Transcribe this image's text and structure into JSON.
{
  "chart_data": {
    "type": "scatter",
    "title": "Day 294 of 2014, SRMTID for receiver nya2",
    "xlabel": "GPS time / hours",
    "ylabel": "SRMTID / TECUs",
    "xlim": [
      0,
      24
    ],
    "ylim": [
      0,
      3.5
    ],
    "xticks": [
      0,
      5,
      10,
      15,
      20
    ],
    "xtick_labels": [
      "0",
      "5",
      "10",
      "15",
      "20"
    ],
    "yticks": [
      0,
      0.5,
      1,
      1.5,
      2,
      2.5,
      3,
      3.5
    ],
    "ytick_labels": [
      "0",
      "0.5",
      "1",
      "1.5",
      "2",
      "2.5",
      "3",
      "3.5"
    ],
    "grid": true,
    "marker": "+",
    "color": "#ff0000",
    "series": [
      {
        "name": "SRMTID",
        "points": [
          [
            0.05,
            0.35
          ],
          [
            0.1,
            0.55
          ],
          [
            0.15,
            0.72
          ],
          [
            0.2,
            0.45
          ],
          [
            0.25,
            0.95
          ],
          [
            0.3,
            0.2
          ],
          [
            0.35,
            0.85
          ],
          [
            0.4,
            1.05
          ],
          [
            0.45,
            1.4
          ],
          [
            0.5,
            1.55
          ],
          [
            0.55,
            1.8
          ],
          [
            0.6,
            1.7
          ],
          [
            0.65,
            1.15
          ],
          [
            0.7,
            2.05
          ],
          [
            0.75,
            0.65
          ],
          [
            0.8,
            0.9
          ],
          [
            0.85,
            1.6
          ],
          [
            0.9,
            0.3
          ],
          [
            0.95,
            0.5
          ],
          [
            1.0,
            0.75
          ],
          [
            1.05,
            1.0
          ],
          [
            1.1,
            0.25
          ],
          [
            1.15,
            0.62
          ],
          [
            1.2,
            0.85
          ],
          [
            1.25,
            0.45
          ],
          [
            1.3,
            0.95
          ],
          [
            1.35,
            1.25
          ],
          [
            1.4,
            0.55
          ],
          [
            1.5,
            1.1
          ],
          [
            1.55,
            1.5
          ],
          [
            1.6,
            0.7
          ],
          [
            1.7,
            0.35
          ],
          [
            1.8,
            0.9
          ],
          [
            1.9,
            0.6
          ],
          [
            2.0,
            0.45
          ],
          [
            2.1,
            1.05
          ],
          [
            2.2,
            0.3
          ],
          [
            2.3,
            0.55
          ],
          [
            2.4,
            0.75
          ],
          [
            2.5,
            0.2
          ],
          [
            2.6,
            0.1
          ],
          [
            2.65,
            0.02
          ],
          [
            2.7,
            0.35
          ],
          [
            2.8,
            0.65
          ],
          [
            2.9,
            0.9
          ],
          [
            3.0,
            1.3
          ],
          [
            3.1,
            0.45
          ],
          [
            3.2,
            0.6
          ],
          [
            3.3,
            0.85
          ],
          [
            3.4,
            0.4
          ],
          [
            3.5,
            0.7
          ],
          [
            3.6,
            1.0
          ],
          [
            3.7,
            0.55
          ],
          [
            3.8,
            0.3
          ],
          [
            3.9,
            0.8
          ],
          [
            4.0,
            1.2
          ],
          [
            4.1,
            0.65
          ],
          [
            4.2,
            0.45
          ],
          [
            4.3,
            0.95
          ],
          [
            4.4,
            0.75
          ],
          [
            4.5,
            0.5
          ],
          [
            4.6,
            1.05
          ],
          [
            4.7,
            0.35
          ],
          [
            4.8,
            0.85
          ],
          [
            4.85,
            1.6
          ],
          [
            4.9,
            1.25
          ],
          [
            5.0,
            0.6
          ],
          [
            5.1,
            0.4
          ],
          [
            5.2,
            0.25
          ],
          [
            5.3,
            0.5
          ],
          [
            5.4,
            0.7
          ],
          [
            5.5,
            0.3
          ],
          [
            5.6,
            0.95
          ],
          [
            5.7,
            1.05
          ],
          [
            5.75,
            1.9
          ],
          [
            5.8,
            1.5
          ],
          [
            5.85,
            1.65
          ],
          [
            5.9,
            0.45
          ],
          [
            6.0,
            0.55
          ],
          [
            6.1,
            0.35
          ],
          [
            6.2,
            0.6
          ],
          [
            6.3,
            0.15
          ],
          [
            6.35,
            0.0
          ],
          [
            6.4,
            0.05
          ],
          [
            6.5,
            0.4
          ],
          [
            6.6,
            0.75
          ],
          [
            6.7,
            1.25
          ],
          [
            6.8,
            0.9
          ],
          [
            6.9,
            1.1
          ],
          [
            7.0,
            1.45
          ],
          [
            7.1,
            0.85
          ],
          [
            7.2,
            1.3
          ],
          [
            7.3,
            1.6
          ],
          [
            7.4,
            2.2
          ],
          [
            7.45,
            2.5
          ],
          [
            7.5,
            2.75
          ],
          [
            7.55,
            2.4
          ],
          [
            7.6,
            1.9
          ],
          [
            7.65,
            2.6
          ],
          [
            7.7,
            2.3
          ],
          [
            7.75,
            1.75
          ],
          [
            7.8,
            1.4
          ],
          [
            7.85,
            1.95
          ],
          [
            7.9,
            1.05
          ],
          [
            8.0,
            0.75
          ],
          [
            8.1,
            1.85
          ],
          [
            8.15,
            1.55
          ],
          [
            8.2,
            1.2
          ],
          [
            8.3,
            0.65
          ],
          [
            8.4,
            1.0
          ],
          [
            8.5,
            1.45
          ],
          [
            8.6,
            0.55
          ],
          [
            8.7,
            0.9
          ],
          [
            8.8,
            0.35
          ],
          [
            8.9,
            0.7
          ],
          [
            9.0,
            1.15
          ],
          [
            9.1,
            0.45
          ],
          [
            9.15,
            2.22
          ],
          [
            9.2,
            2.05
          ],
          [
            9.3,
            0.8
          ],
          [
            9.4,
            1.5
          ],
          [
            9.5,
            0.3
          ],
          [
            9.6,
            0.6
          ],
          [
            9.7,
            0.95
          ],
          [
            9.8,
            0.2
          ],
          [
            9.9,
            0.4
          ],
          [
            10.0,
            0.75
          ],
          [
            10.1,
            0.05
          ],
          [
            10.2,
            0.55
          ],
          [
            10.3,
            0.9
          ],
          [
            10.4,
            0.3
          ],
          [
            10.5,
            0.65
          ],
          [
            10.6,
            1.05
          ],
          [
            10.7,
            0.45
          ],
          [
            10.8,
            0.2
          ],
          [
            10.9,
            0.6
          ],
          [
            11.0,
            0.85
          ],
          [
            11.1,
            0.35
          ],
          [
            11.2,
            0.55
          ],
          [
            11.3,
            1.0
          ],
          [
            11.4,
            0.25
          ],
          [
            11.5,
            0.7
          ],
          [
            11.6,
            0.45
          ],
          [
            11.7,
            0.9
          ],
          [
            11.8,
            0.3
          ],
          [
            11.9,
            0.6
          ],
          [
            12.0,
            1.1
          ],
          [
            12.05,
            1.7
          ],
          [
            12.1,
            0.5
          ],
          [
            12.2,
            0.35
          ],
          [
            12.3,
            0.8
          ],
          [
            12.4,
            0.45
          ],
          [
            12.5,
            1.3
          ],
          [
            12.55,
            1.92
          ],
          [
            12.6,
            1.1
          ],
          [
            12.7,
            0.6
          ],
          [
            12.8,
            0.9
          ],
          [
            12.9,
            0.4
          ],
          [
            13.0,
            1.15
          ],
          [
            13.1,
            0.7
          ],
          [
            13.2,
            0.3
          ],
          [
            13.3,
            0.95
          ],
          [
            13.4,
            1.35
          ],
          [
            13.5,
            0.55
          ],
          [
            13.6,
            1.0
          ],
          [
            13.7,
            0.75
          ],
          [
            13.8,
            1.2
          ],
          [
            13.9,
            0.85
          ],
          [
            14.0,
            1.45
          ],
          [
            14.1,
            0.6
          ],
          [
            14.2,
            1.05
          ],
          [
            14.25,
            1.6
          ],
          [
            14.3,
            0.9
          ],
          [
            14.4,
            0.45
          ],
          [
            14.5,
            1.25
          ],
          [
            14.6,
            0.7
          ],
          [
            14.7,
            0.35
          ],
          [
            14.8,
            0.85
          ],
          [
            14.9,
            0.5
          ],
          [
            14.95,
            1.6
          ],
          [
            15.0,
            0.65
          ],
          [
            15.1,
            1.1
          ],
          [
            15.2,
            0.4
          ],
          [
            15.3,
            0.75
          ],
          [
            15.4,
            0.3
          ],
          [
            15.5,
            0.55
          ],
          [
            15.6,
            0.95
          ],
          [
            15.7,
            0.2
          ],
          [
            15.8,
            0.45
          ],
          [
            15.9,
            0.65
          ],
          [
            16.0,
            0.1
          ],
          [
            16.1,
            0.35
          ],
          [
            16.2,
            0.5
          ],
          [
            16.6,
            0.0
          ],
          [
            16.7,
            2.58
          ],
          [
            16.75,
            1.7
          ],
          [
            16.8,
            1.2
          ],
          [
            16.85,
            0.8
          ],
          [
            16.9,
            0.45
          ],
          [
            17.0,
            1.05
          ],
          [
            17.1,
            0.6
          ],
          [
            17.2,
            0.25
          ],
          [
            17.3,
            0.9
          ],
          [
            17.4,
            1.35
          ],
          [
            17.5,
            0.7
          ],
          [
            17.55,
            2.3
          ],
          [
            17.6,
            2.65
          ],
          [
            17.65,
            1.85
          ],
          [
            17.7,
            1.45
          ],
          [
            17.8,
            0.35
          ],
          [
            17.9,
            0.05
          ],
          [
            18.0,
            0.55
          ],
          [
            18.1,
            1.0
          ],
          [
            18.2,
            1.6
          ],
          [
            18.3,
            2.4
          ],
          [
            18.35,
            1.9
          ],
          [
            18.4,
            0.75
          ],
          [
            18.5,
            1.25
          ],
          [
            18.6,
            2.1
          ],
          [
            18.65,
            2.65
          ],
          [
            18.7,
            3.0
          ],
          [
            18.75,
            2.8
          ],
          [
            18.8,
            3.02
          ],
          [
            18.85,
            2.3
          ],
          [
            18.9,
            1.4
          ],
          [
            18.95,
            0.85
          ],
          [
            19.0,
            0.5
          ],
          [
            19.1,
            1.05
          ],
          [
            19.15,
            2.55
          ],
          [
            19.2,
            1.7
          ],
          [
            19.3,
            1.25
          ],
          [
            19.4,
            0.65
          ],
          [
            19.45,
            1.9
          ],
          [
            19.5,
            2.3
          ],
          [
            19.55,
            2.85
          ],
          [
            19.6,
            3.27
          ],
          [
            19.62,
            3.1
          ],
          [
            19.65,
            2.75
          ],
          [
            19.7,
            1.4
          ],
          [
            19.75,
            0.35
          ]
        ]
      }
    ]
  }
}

• _What you have to do_:
Copy every line in the entries above that has the string "SRMTID" in it.

• _The answer_:
    "title": "Day 294 of 2014, SRMTID for receiver nya2",
    "ylabel": "SRMTID / TECUs",
        "name": "SRMTID",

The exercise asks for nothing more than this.